### EXERCISE INPUT
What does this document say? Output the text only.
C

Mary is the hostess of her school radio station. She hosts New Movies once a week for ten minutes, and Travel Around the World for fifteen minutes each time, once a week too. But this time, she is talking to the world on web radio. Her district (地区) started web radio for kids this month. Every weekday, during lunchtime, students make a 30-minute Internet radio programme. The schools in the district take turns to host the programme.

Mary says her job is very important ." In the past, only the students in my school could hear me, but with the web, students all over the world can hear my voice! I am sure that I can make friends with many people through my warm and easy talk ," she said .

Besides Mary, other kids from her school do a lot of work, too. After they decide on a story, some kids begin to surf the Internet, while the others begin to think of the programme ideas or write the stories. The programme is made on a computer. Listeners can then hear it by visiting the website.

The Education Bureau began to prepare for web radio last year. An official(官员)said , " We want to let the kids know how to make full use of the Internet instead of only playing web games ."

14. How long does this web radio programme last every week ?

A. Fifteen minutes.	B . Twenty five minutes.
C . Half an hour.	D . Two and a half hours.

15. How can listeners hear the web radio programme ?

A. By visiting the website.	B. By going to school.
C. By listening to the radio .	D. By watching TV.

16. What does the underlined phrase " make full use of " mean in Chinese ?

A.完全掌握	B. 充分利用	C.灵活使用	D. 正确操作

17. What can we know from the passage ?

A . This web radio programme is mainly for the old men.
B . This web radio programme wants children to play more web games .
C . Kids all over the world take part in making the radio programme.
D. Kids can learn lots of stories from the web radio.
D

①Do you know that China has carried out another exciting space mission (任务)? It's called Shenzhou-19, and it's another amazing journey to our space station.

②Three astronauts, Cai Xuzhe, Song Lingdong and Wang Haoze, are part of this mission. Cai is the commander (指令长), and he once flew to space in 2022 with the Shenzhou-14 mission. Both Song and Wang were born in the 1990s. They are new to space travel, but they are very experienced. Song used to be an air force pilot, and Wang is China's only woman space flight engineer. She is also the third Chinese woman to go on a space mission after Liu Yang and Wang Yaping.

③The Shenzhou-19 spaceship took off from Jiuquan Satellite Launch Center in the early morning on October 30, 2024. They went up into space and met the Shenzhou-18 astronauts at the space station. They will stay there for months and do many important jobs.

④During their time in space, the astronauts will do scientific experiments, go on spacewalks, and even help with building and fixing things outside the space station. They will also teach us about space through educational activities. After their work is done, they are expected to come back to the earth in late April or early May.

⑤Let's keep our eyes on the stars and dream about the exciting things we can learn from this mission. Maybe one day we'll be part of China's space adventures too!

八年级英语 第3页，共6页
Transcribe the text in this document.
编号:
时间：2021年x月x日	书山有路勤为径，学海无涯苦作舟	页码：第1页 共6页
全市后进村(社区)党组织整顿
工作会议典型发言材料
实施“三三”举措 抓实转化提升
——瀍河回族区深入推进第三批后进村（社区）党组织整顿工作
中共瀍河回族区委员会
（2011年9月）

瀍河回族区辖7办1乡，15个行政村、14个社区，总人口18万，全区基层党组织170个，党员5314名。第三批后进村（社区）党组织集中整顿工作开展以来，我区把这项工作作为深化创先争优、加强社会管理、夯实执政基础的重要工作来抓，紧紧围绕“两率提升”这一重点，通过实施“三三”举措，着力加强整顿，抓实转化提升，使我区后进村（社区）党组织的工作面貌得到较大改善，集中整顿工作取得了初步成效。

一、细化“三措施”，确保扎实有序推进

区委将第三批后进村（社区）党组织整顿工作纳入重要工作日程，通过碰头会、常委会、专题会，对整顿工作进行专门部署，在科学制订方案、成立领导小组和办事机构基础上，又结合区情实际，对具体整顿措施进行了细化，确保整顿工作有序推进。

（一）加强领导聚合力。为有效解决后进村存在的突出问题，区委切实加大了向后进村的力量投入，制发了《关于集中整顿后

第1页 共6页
######
Print the records once more, exactly as they were given.

» COMPLETE ANSWER
What does this document say? Output the text only.
C

Mary is the hostess of her school radio station. She hosts New Movies once a week for ten minutes, and Travel Around the World for fifteen minutes each time, once a week too. But this time, she is talking to the world on web radio. Her district (地区) started web radio for kids this month. Every weekday, during lunchtime, students make a 30-minute Internet radio programme. The schools in the district take turns to host the programme.

Mary says her job is very important ." In the past, only the students in my school could hear me, but with the web, students all over the world can hear my voice! I am sure that I can make friends with many people through my warm and easy talk ," she said .

Besides Mary, other kids from her school do a lot of work, too. After they decide on a story, some kids begin to surf the Internet, while the others begin to think of the programme ideas or write the stories. The programme is made on a computer. Listeners can then hear it by visiting the website.

The Education Bureau began to prepare for web radio last year. An official(官员)said , " We want to let the kids know how to make full use of the Internet instead of only playing web games ."

14. How long does this web radio programme last every week ?

A. Fifteen minutes.	B . Twenty five minutes.
C . Half an hour.	D . Two and a half hours.

15. How can listeners hear the web radio programme ?

A. By visiting the website.	B. By going to school.
C. By listening to the radio .	D. By watching TV.

16. What does the underlined phrase " make full use of " mean in Chinese ?

A.完全掌握	B. 充分利用	C.灵活使用	D. 正确操作

17. What can we know from the passage ?

A . This web radio programme is mainly for the old men.
B . This web radio programme wants children to play more web games .
C . Kids all over the world take part in making the radio programme.
D. Kids can learn lots of stories from the web radio.
D

①Do you know that China has carried out another exciting space mission (任务)? It's called Shenzhou-19, and it's another amazing journey to our space station.

②Three astronauts, Cai Xuzhe, Song Lingdong and Wang Haoze, are part of this mission. Cai is the commander (指令长), and he once flew to space in 2022 with the Shenzhou-14 mission. Both Song and Wang were born in the 1990s. They are new to space travel, but they are very experienced. Song used to be an air force pilot, and Wang is China's only woman space flight engineer. She is also the third Chinese woman to go on a space mission after Liu Yang and Wang Yaping.

③The Shenzhou-19 spaceship took off from Jiuquan Satellite Launch Center in the early morning on October 30, 2024. They went up into space and met the Shenzhou-18 astronauts at the space station. They will stay there for months and do many important jobs.

④During their time in space, the astronauts will do scientific experiments, go on spacewalks, and even help with building and fixing things outside the space station. They will also teach us about space through educational activities. After their work is done, they are expected to come back to the earth in late April or early May.

⑤Let's keep our eyes on the stars and dream about the exciting things we can learn from this mission. Maybe one day we'll be part of China's space adventures too!

八年级英语 第3页，共6页
Transcribe the text in this document.
编号:
时间：2021年x月x日	书山有路勤为径，学海无涯苦作舟	页码：第1页 共6页
全市后进村(社区)党组织整顿
工作会议典型发言材料
实施“三三”举措 抓实转化提升
——瀍河回族区深入推进第三批后进村（社区）党组织整顿工作
中共瀍河回族区委员会
（2011年9月）

瀍河回族区辖7办1乡，15个行政村、14个社区，总人口18万，全区基层党组织170个，党员5314名。第三批后进村（社区）党组织集中整顿工作开展以来，我区把这项工作作为深化创先争优、加强社会管理、夯实执政基础的重要工作来抓，紧紧围绕“两率提升”这一重点，通过实施“三三”举措，着力加强整顿，抓实转化提升，使我区后进村（社区）党组织的工作面貌得到较大改善，集中整顿工作取得了初步成效。

一、细化“三措施”，确保扎实有序推进

区委将第三批后进村（社区）党组织整顿工作纳入重要工作日程，通过碰头会、常委会、专题会，对整顿工作进行专门部署，在科学制订方案、成立领导小组和办事机构基础上，又结合区情实际，对具体整顿措施进行了细化，确保整顿工作有序推进。

（一）加强领导聚合力。为有效解决后进村存在的突出问题，区委切实加大了向后进村的力量投入，制发了《关于集中整顿后

第1页 共6页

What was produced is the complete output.